— begin WORKING DATA —

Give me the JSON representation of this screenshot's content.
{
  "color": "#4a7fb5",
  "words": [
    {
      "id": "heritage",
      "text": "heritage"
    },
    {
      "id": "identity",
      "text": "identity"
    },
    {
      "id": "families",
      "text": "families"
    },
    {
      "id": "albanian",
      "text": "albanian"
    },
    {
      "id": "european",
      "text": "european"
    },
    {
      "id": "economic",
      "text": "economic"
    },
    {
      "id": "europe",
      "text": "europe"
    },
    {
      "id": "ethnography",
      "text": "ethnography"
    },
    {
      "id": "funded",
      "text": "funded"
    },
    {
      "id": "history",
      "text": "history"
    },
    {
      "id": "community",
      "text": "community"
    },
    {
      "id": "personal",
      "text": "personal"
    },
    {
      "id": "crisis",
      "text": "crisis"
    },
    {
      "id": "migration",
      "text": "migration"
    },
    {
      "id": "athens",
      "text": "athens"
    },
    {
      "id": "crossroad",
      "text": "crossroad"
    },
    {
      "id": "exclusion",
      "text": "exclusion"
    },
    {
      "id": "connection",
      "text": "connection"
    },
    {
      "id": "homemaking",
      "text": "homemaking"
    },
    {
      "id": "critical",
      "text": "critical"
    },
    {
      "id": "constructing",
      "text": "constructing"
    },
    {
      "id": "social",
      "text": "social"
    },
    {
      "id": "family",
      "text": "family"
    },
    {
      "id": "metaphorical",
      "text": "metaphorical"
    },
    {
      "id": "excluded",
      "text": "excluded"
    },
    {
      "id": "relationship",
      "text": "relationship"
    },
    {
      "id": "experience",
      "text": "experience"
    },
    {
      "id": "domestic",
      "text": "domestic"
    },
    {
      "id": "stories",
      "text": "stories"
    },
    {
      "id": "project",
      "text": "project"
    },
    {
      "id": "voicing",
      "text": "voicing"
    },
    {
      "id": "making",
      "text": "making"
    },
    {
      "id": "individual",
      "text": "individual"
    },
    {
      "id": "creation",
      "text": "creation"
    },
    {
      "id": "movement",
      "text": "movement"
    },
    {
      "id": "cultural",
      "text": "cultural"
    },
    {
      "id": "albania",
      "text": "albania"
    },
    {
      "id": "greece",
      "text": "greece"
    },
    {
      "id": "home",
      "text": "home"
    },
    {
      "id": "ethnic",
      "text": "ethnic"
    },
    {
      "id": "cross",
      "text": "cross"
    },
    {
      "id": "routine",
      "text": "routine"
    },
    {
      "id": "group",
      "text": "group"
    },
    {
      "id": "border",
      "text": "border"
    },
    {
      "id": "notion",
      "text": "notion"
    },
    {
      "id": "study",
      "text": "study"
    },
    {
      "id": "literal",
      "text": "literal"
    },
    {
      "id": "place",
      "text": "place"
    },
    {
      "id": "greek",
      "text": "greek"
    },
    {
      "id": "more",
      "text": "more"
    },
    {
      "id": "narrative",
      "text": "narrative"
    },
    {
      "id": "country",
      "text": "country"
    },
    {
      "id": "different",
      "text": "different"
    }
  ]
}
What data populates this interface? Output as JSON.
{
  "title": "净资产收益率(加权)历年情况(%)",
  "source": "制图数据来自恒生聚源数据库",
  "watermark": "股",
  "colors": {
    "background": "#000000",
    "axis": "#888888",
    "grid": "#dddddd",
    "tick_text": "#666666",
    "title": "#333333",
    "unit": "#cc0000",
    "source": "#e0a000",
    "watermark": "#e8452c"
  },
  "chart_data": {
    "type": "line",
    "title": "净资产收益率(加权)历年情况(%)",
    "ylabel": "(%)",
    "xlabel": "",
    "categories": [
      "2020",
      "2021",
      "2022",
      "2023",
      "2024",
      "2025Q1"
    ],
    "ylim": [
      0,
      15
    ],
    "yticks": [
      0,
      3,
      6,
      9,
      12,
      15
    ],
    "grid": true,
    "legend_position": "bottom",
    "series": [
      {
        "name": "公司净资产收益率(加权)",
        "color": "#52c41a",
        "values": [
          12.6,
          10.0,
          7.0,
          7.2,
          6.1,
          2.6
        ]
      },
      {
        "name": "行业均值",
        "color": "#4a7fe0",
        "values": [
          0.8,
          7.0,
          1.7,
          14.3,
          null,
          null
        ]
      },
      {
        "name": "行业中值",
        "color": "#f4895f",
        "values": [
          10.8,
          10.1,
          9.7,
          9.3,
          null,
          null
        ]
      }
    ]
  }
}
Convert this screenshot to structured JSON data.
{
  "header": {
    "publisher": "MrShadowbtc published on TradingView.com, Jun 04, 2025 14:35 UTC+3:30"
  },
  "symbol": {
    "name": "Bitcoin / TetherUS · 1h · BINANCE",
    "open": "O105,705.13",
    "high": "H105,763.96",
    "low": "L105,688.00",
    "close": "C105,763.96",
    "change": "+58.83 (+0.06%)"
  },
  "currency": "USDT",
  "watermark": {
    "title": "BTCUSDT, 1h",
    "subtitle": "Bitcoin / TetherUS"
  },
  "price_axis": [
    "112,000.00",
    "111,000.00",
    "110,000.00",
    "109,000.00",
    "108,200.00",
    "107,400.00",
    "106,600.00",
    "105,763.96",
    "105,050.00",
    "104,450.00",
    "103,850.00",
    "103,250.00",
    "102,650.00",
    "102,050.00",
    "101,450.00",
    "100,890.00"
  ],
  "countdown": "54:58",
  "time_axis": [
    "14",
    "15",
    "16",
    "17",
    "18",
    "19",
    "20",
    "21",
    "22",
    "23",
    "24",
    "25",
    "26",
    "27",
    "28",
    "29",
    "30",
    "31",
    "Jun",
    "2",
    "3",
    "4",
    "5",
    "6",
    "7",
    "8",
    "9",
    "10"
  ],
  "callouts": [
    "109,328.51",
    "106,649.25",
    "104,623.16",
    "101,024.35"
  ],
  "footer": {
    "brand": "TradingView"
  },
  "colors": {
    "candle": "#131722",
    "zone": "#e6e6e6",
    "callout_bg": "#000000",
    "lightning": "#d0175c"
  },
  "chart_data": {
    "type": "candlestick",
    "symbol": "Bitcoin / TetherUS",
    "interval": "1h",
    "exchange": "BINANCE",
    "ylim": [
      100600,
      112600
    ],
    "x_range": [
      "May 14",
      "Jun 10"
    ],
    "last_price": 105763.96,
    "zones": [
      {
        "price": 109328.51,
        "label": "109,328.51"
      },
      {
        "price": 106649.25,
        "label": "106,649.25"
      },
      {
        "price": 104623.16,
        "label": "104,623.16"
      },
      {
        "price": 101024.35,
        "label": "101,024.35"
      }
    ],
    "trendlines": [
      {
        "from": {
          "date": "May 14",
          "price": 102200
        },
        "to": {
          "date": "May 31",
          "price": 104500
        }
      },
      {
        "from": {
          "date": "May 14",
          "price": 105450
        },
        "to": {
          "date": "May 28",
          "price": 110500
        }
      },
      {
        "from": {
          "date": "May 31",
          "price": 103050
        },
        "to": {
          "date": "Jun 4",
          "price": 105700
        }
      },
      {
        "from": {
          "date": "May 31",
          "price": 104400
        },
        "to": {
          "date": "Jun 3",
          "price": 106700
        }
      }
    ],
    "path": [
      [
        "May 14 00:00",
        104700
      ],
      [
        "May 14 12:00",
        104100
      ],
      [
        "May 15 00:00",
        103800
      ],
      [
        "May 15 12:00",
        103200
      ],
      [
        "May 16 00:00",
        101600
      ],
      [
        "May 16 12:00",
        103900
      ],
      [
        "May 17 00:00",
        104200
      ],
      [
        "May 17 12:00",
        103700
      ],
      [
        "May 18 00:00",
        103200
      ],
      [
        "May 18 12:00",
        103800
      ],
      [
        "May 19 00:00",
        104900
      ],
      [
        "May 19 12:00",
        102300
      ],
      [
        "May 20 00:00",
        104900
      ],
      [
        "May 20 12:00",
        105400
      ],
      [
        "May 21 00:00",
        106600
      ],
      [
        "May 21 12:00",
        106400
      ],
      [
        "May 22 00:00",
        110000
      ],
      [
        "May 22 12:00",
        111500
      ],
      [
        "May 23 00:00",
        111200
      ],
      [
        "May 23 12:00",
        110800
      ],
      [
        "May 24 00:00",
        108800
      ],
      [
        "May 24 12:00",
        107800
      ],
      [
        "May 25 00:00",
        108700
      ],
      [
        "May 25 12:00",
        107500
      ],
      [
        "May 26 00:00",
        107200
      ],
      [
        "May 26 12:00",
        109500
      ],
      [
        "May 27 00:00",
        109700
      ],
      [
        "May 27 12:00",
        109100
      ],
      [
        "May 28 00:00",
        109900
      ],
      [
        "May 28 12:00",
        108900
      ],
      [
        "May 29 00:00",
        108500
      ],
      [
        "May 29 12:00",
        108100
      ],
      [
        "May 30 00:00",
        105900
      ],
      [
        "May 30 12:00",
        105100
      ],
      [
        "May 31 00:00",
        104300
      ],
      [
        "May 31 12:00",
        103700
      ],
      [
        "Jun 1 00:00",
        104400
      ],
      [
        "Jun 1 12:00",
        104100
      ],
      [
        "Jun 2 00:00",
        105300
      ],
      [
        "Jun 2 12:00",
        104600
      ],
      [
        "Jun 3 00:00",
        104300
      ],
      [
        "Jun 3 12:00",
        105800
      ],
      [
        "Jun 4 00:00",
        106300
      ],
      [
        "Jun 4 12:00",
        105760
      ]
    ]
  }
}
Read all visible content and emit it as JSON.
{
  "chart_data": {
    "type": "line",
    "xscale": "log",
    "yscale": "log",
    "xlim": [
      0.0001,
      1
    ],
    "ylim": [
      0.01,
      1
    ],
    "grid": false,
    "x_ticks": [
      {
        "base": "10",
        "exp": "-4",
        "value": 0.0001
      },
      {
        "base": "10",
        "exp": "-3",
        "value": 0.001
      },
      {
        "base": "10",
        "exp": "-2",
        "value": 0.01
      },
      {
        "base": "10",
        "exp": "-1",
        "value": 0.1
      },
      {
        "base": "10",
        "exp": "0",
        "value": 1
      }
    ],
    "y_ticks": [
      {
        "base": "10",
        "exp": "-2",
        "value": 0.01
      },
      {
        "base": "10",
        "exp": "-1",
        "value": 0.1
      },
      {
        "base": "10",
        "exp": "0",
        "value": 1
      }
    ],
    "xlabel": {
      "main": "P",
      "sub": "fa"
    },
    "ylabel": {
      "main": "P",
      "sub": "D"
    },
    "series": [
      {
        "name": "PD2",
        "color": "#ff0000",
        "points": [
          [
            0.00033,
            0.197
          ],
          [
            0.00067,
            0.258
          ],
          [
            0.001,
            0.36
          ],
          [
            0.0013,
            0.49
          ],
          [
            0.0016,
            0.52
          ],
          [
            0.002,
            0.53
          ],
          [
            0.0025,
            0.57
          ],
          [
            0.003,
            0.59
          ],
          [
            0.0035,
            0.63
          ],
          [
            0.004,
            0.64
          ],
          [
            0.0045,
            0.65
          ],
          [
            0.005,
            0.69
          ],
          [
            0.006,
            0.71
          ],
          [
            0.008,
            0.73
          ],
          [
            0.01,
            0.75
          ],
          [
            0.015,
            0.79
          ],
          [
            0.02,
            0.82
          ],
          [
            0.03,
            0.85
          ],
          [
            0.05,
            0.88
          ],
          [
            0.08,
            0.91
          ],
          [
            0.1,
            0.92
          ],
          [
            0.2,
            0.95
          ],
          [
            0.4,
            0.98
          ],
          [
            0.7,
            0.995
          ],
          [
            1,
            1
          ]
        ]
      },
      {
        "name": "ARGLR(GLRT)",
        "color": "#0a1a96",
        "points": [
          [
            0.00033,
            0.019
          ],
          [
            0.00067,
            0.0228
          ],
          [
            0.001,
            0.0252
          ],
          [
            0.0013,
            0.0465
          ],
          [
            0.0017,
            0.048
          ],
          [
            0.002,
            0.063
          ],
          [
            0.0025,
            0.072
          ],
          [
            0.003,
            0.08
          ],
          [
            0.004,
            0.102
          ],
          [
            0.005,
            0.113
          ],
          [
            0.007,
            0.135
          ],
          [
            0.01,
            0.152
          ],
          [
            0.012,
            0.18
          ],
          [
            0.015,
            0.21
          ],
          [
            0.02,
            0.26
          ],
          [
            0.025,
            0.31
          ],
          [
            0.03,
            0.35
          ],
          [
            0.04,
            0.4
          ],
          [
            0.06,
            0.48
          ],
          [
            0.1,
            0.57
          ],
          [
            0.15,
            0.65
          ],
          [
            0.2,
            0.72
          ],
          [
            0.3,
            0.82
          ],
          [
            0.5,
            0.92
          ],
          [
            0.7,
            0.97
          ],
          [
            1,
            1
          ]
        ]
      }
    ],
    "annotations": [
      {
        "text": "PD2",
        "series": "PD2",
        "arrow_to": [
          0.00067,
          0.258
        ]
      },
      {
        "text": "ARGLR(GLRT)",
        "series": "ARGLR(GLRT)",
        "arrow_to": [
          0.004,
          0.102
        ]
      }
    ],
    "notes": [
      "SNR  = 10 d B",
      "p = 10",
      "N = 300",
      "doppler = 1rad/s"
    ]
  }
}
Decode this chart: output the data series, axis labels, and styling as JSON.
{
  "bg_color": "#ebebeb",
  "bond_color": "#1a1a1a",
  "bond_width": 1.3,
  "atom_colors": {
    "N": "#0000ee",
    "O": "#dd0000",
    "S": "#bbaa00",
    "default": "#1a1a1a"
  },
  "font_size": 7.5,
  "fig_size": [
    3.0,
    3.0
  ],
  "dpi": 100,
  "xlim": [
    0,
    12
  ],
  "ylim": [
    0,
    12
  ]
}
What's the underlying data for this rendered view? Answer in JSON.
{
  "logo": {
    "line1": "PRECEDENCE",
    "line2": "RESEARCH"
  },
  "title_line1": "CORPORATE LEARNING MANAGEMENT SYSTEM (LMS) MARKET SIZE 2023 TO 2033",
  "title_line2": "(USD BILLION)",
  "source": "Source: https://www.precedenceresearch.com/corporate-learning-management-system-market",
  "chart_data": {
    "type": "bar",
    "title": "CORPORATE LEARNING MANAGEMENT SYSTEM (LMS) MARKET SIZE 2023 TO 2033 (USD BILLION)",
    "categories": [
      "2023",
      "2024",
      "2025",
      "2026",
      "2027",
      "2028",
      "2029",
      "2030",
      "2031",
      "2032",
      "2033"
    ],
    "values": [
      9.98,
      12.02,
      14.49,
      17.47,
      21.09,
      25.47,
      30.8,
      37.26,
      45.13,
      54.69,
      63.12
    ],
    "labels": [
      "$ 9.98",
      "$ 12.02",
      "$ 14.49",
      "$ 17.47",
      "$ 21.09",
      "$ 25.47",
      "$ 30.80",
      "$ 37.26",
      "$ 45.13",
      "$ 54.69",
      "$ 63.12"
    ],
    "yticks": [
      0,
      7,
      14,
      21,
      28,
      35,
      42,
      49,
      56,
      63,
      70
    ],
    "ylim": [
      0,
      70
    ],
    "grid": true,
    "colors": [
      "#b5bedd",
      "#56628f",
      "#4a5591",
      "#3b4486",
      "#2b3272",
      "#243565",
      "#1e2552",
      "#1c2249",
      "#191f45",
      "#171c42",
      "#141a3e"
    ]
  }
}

— end WORKING DATA —

● **EXERCISE AIM**
Looking back at the lines above, state how many contain the word "历年情况", and supply nothing besides the number.

● **RESPONSE**
2